** TO BE DONE **
Return the listing below exactly, with the pictures dropped.

** RECORDS **
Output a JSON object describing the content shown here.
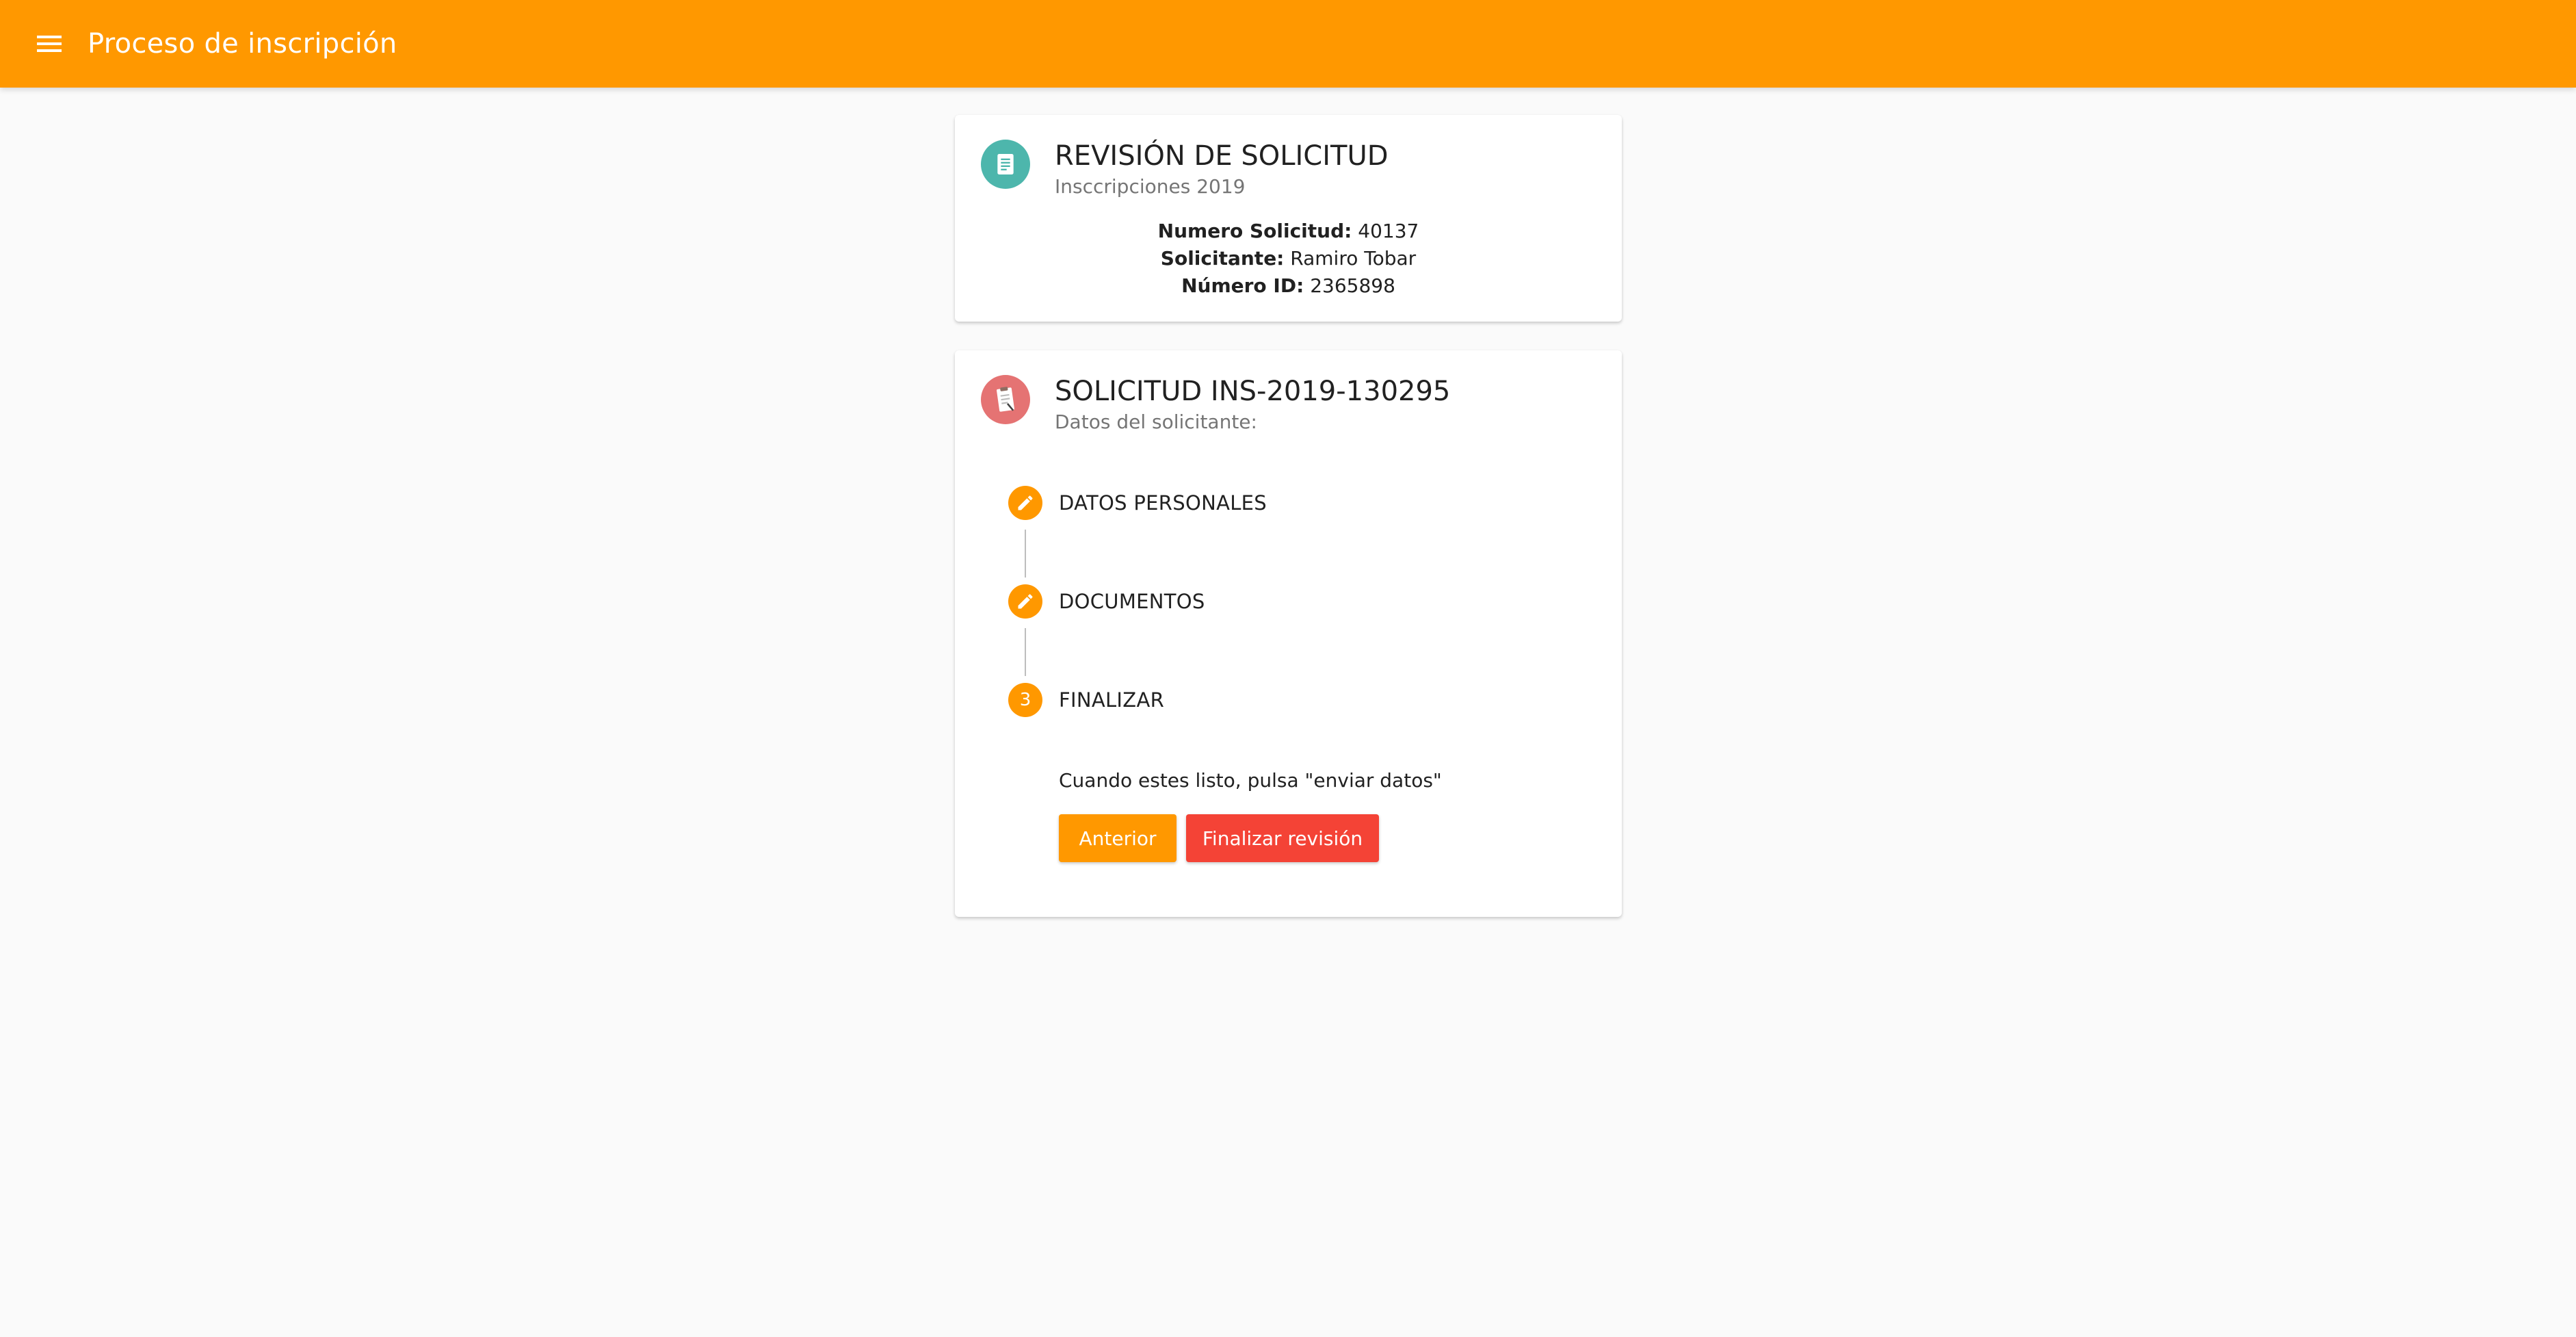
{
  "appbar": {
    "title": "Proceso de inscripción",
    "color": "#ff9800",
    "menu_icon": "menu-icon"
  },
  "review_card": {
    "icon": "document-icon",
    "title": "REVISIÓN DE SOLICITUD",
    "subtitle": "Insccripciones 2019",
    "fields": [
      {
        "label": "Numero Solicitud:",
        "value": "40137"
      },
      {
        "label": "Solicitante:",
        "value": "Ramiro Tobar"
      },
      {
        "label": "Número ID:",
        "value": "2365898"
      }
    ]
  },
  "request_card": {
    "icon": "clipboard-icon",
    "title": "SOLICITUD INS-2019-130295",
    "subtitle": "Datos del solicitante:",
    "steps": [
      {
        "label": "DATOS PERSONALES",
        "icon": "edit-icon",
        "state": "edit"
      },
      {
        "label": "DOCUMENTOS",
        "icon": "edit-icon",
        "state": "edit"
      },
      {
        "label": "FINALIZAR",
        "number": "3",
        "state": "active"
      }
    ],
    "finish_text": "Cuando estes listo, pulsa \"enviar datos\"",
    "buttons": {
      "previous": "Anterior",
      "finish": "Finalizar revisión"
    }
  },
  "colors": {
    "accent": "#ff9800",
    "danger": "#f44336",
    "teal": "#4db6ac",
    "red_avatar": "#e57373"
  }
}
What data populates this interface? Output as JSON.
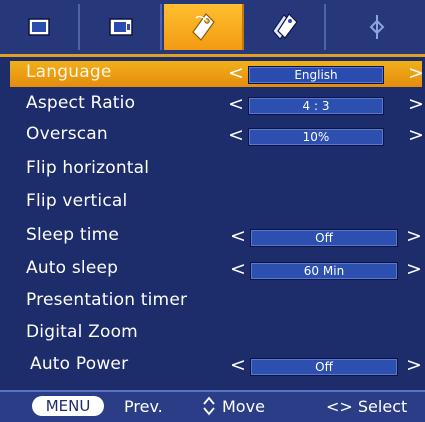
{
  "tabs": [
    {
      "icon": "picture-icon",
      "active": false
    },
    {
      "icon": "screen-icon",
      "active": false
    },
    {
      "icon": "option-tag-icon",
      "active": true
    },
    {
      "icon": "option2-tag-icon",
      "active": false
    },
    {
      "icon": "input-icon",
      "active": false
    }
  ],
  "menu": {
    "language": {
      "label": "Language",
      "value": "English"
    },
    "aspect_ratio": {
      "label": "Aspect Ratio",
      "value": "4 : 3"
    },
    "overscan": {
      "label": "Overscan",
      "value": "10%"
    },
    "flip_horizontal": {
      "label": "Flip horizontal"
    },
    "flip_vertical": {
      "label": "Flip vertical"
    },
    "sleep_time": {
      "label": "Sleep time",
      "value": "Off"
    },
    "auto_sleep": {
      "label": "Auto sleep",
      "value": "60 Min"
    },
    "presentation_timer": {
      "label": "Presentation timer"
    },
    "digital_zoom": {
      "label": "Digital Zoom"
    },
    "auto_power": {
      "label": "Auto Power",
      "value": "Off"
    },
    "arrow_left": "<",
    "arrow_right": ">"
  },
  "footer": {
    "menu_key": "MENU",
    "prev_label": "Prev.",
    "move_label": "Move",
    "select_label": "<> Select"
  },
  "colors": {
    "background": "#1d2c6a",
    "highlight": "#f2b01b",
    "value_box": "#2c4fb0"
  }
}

** OUTPUT FOR THIS EXERCISE **
Output a JSON object describing the content shown here.
{
  "appbar": {
    "title": "Proceso de inscripción",
    "color": "#ff9800",
    "menu_icon": "menu-icon"
  },
  "review_card": {
    "icon": "document-icon",
    "title": "REVISIÓN DE SOLICITUD",
    "subtitle": "Insccripciones 2019",
    "fields": [
      {
        "label": "Numero Solicitud:",
        "value": "40137"
      },
      {
        "label": "Solicitante:",
        "value": "Ramiro Tobar"
      },
      {
        "label": "Número ID:",
        "value": "2365898"
      }
    ]
  },
  "request_card": {
    "icon": "clipboard-icon",
    "title": "SOLICITUD INS-2019-130295",
    "subtitle": "Datos del solicitante:",
    "steps": [
      {
        "label": "DATOS PERSONALES",
        "icon": "edit-icon",
        "state": "edit"
      },
      {
        "label": "DOCUMENTOS",
        "icon": "edit-icon",
        "state": "edit"
      },
      {
        "label": "FINALIZAR",
        "number": "3",
        "state": "active"
      }
    ],
    "finish_text": "Cuando estes listo, pulsa \"enviar datos\"",
    "buttons": {
      "previous": "Anterior",
      "finish": "Finalizar revisión"
    }
  },
  "colors": {
    "accent": "#ff9800",
    "danger": "#f44336",
    "teal": "#4db6ac",
    "red_avatar": "#e57373"
  }
}
What data populates this interface? Output as JSON.
{
  "tabs": [
    {
      "icon": "picture-icon",
      "active": false
    },
    {
      "icon": "screen-icon",
      "active": false
    },
    {
      "icon": "option-tag-icon",
      "active": true
    },
    {
      "icon": "option2-tag-icon",
      "active": false
    },
    {
      "icon": "input-icon",
      "active": false
    }
  ],
  "menu": {
    "language": {
      "label": "Language",
      "value": "English"
    },
    "aspect_ratio": {
      "label": "Aspect Ratio",
      "value": "4 : 3"
    },
    "overscan": {
      "label": "Overscan",
      "value": "10%"
    },
    "flip_horizontal": {
      "label": "Flip horizontal"
    },
    "flip_vertical": {
      "label": "Flip vertical"
    },
    "sleep_time": {
      "label": "Sleep time",
      "value": "Off"
    },
    "auto_sleep": {
      "label": "Auto sleep",
      "value": "60 Min"
    },
    "presentation_timer": {
      "label": "Presentation timer"
    },
    "digital_zoom": {
      "label": "Digital Zoom"
    },
    "auto_power": {
      "label": "Auto Power",
      "value": "Off"
    },
    "arrow_left": "<",
    "arrow_right": ">"
  },
  "footer": {
    "menu_key": "MENU",
    "prev_label": "Prev.",
    "move_label": "Move",
    "select_label": "<> Select"
  },
  "colors": {
    "background": "#1d2c6a",
    "highlight": "#f2b01b",
    "value_box": "#2c4fb0"
  }
}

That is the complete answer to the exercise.